=== MATERIAL FOR THIS EXERCISE ===
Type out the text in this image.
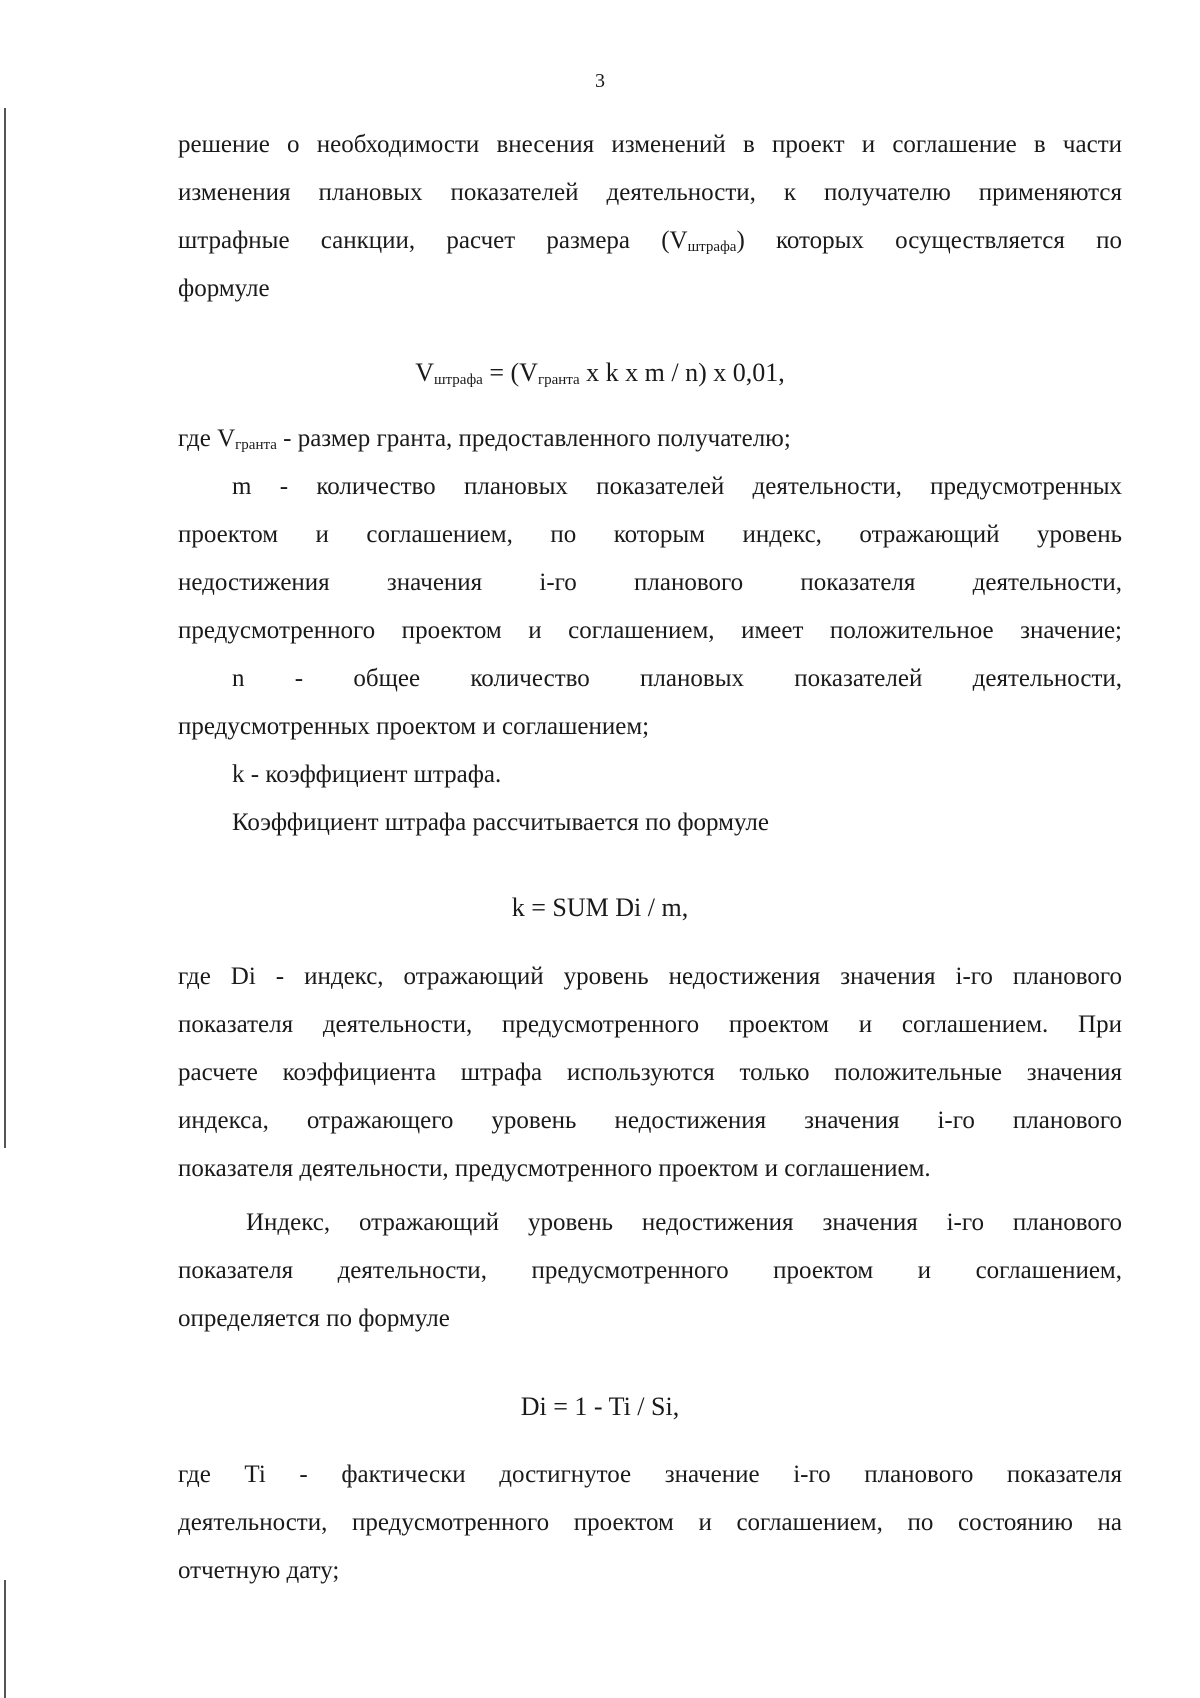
3
решение о необходимости внесения изменений в проект и соглашение в части
изменения плановых показателей деятельности, к получателю применяются
штрафные санкции, расчет размера $(V_{штрафа})$ которых осуществляется по
формуле
$V_{штрафа} = (V_{гранта}$ x k x m / n) x 0,01,
где $V_{гранта}$ - размер гранта, предоставленного получателю;
m - количество плановых показателей деятельности, предусмотренных
проектом и соглашением, по которым индекс, отражающий уровень
недостижения значения i-го планового показателя деятельности,
предусмотренного проектом и соглашением, имеет положительное значение;
n - общее количество плановых показателей деятельности,
предусмотренных проектом и соглашением;
k - коэффициент штрафа.
Коэффициент штрафа рассчитывается по формуле
k = SUM Di / m,
где Di - индекс, отражающий уровень недостижения значения i-го планового
показателя деятельности, предусмотренного проектом и соглашением. При
расчете коэффициента штрафа используются только положительные значения
индекса, отражающего уровень недостижения значения i-го планового
показателя деятельности, предусмотренного проектом и соглашением.
Индекс, отражающий уровень недостижения значения i-го планового
показателя деятельности, предусмотренного проектом и соглашением,
определяется по формуле
Di = 1 - Ti / Si,
где Ti - фактически достигнутое значение i-го планового показателя
деятельности, предусмотренного проектом и соглашением, по состоянию на
отчетную дату;
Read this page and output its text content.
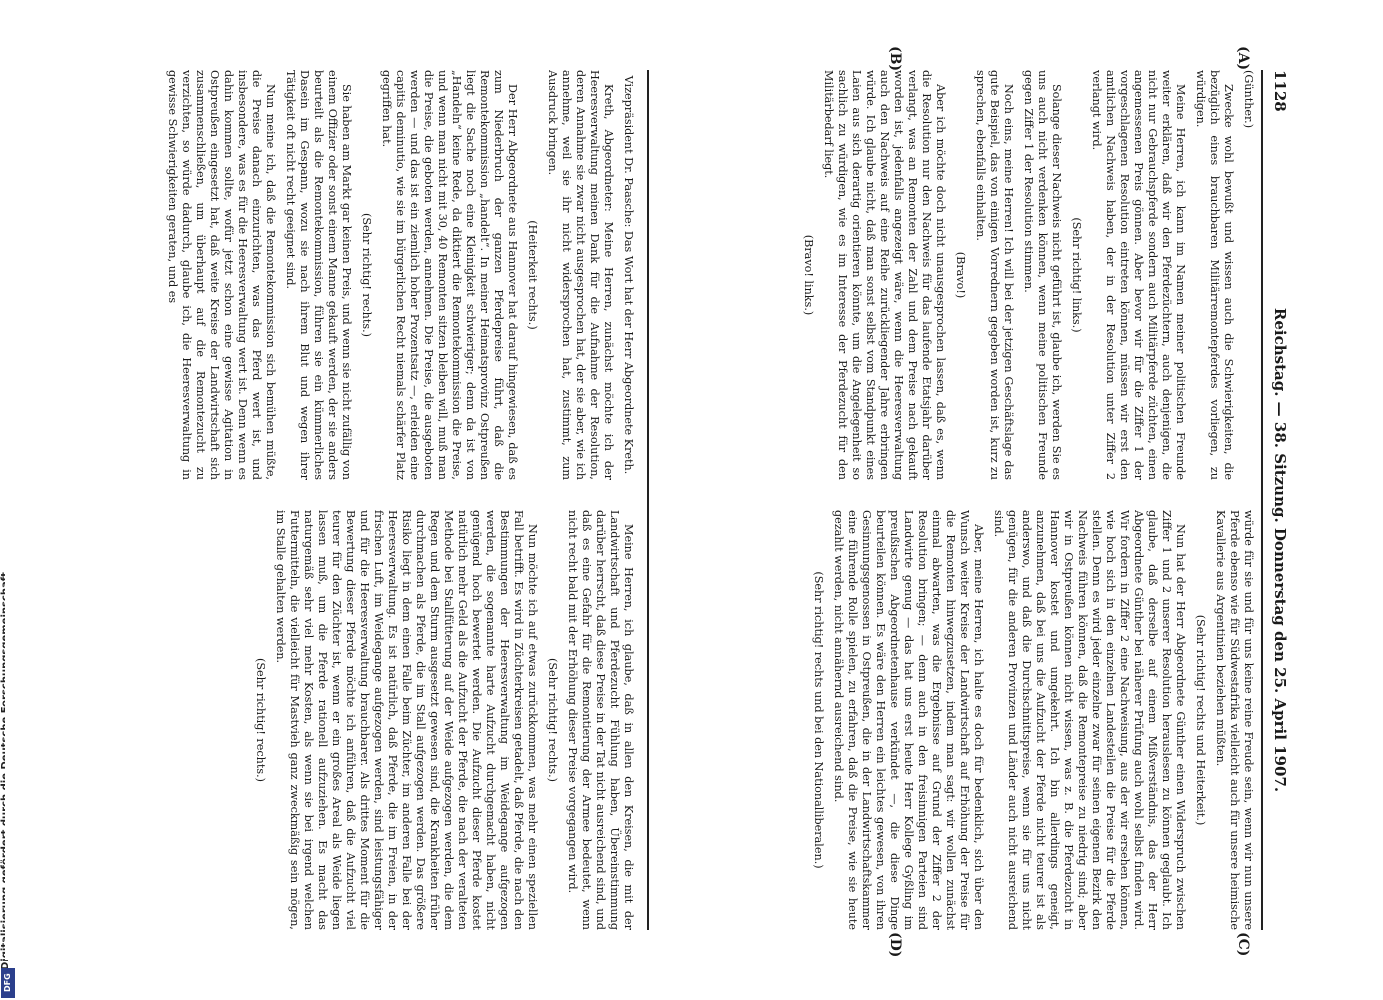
DFG
1128
Reichstag. — 38. Sitzung. Donnerstag den 25. April 1907.
(A)
(B)
(C)
(D)

(Günther.)

Zwecke wohl bewußt und wissen auch die Schwierigkeiten, die bezüglich eines brauchbaren Militärremontepferdes vorliegen, zu würdigen.

Meine Herren, ich kann im Namen meiner politischen Freunde weiter erklären, daß wir den Pferdezüchtern, auch denjenigen, die nicht nur Gebrauchspferde sondern auch Militärpferde züchten, einen angemessenen Preis gönnen. Aber bevor wir für die Ziffer 1 der vorgeschlagenen Resolution eintreten können, müssen wir erst den amtlichen Nachweis haben, der in der Resolution unter Ziffer 2 verlangt wird.

(Sehr richtig! links.)

Solange dieser Nachweis nicht geführt ist, glaube ich, werden Sie es uns auch nicht verdenken können, wenn meine politischen Freunde gegen Ziffer 1 der Resolution stimmen.

Noch eins, meine Herren! Ich will bei der jetzigen Geschäftslage das gute Beispiel, das von einigen Vorrednern gegeben worden ist, kurz zu sprechen, ebenfalls einhalten.

(Bravo!)

Aber ich möchte doch nicht unausgesprochen lassen, daß es, wenn die Resolution nur den Nachweis für das laufende Etatsjahr darüber verlangt, was an Remonten der Zahl und dem Preise nach gekauft worden ist, jedenfalls angezeigt wäre, wenn die Heeresverwaltung auch den Nachweis auf eine Reihe zurückliegender Jahre erbringen würde. Ich glaube nicht, daß man sonst selbst vom Standpunkt eines Laien aus sich derartig orientieren könnte, um die Angelegenheit so sachlich zu würdigen, wie es im Interesse der Pferdezucht für den Militärbedarf liegt.

(Bravo! links.)

würde für sie und für uns keine reine Freude sein, wenn wir nun unsere Pferde ebenso wie für Südwestafrika vielleicht auch für unsere heimische Kavallerie aus Argentinien beziehen müßten.

(Sehr richtig! rechts und Heiterkeit.)

Nun hat der Herr Abgeordnete Günther einen Widerspruch zwischen Ziffer 1 und 2 unserer Resolution herauslesen zu können geglaubt. Ich glaube, daß derselbe auf einem Mißverständnis, das der Herr Abgeordnete Günther bei näherer Prüfung auch wohl selbst finden wird. Wir fordern in Ziffer 2 eine Nachweisung, aus der wir ersehen können, wie hoch sich in den einzelnen Landesteilen die Preise für die Pferde stellen. Denn es wird jeder einzelne zwar für seinen eigenen Bezirk den Nachweis führen können, daß die Remontepreise zu niedrig sind; aber wir in Ostpreußen können nicht wissen, was z. B. die Pferdezucht in Hannover kostet und umgekehrt. Ich bin allerdings geneigt, anzunehmen, daß bei uns die Aufzucht der Pferde nicht teurer ist als anderswo, und daß die Durchschnittspreise, wenn sie für uns nicht genügen, für die anderen Provinzen und Länder auch nicht ausreichend sind.

Aber, meine Herren, ich halte es doch für bedenklich, sich über den Wunsch weiter Kreise der Landwirtschaft auf Erhöhung der Preise für die Remonten hinwegzusetzen, indem man sagt: wir wollen zunächst einmal abwarten, was die Ergebnisse auf Grund der Ziffer 2 der Resolution bringen; — denn auch in den freisinnigen Parteien sind Landwirte genug — das hat uns erst heute Herr Kollege Gyßling im preußischen Abgeordnetenhause verkündet —, die diese Dinge beurteilen können. Es wäre den Herren ein leichtes gewesen, von ihren Gesinnungsgenossen in Ostpreußen, die in der Landwirtschaftskammer eine führende Rolle spielen, zu erfahren, daß die Preise, wie sie heute gezahlt werden, nicht annähernd ausreichend sind.

(Sehr richtig! rechts und bei den Nationalliberalen.)

Vizepräsident Dr. Paasche: Das Wort hat der Herr Abgeordnete Kreth.

Kreth, Abgeordneter: Meine Herren, zunächst möchte ich der Heeresverwaltung meinen Dank für die Aufnahme der Resolution, deren Annahme sie zwar nicht ausgesprochen hat, der sie aber, wie ich annehme, weil sie ihr nicht widersprochen hat, zustimmt, zum Ausdruck bringen.

(Heiterkeit rechts.)

Der Herr Abgeordnete aus Hannover hat darauf hingewiesen, daß es zum Niederbruch der ganzen Pferdepreise führt, daß die Remontekommission „handelt“. In meiner Heimatsprovinz Ostpreußen liegt die Sache noch eine Kleinigkeit schwieriger; denn da ist von „Handeln“ keine Rede, da diktiert die Remontekommission die Preise, und wenn man nicht mit 30, 40 Remonten sitzen bleiben will, muß man die Preise, die geboten werden, annehmen. Die Preise, die ausgeboten werden — und das ist ein ziemlich hoher Prozentsatz —, erleiden eine capitis deminutio, wie sie im bürgerlichen Recht niemals schärfer Platz gegriffen hat.

(Sehr richtig! rechts.)

Sie haben am Markt gar keinen Preis, und wenn sie nicht zufällig von einem Offizier oder sonst einem Manne gekauft werden, der sie anders beurteilt als die Remontekommission, führen sie ein kümmerliches Dasein im Gespann, wozu sie nach ihrem Blut und wegen ihrer Tätigkeit oft nicht recht geeignet sind.

Nun meine ich, daß die Remontekommission sich bemühen müßte, die Preise danach einzurichten, was das Pferd wert ist, und insbesondere, was es für die Heeresverwaltung wert ist. Denn wenn es dahin kommen sollte, wofür jetzt schon eine gewisse Agitation in Ostpreußen eingesetzt hat, daß weite Kreise der Landwirtschaft sich zusammenschließen, um überhaupt auf die Remontezucht zu verzichten, so würde dadurch, glaube ich, die Heeresverwaltung in gewisse Schwierigkeiten geraten, und es

Meine Herren, ich glaube, daß in allen den Kreisen, die mit der Landwirtschaft und Pferdezucht Fühlung haben, Übereinstimmung darüber herrscht, daß diese Preise in der Tat nicht ausreichend sind, und daß es eine Gefahr für die Remontierung der Armee bedeutet, wenn nicht recht bald mit der Erhöhung dieser Preise vorgegangen wird.

(Sehr richtig! rechts.)

Nun möchte ich auf etwas zurückkommen, was mehr einen speziellen Fall betrifft. Es wird in Züchterkreisen getadelt, daß Pferde, die nach den Bestimmungen der Heeresverwaltung im Weidegange aufgezogen werden, die sogenannte harte Aufzucht durchgemacht haben, nicht genügend hoch bewertet werden. Die Aufzucht dieser Pferde kostet natürlich mehr Geld als die Aufzucht der Pferde, die nach der veralteten Methode bei Stallfütterung auf der Weide aufgezogen werden, die dem Regen und dem Sturm ausgesetzt gewesen sind, die Krankheiten früher durchmachen als Pferde, die im Stall aufgezogen werden. Das größere Risiko liegt in dem einen Falle beim Züchter, im anderen Falle bei der Heeresverwaltung. Es ist natürlich, daß Pferde, die im Freien, in der frischen Luft, im Weidegange aufgezogen werden, sind leistungsfähiger und für die Heeresverwaltung brauchbarer. Als drittes Moment für die Bewertung dieser Pferde möchte ich anführen, daß die Aufzucht viel teurer für den Züchter ist, wenn er ein großes Areal als Weide liegen lassen muß, um die Pferde rationell aufzuziehen. Es macht das naturgemäß sehr viel mehr Kosten, als wenn sie bei irgend welchen Futtermitteln, die vielleicht für Mastvieh ganz zweckmäßig sein mögen, im Stalle gehalten werden.

(Sehr richtig! rechts.)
===
■ **YOUR INSTRUCTIONS**
Lines containing the word "Günther" must all be returned from the material above.

■ **EXERCISE RESULT**
(Günther.)
Nun hat der Herr Abgeordnete Günther einen Widerspruch zwischen Ziffer 1 und 2 unserer Resolution herauslesen zu können geglaubt. Ich glaube, daß derselbe auf einem Mißverständnis, das der Herr Abgeordnete Günther bei näherer Prüfung auch wohl selbst finden wird. Wir fordern in Ziffer 2 eine Nachweisung, aus der wir ersehen können, wie hoch sich in den einzelnen Landesteilen die Preise für die Pferde stellen. Denn es wird jeder einzelne zwar für seinen eigenen Bezirk den Nachweis führen können, daß die Remontepreise zu niedrig sind; aber wir in Ostpreußen können nicht wissen, was z. B. die Pferdezucht in Hannover kostet und umgekehrt. Ich bin allerdings geneigt, anzunehmen, daß bei uns die Aufzucht der Pferde nicht teurer ist als anderswo, und daß die Durchschnittspreise, wenn sie für uns nicht genügen, für die anderen Provinzen und Länder auch nicht ausreichend sind.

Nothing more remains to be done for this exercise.